> **What to produce**: Gather every line from the entries below that includes "following".

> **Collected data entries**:
════════
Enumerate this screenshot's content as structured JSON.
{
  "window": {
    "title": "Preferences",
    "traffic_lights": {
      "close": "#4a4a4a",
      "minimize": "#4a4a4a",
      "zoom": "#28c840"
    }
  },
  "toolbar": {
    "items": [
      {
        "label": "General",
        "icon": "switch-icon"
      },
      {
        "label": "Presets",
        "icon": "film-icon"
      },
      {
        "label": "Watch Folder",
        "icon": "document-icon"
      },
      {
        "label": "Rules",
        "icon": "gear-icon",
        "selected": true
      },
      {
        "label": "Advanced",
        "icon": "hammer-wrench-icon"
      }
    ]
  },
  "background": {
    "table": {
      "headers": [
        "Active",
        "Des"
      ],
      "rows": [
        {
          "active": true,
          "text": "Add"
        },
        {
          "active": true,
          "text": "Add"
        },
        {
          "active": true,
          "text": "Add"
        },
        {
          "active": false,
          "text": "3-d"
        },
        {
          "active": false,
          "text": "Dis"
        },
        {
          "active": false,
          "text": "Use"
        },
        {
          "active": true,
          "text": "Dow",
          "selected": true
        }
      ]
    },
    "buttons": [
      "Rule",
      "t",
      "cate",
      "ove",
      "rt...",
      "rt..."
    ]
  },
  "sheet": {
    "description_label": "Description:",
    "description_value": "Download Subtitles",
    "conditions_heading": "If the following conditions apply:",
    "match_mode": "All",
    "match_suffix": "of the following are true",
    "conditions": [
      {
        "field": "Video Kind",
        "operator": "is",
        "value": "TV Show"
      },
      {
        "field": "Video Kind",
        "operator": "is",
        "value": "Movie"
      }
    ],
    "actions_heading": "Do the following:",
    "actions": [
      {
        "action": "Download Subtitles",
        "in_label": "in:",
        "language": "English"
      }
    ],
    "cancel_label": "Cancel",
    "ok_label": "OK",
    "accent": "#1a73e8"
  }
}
════════
> **Response to the task**:
    "conditions_heading": "If the following conditions apply:",
    "match_suffix": "of the following are true",
    "actions_heading": "Do the following:",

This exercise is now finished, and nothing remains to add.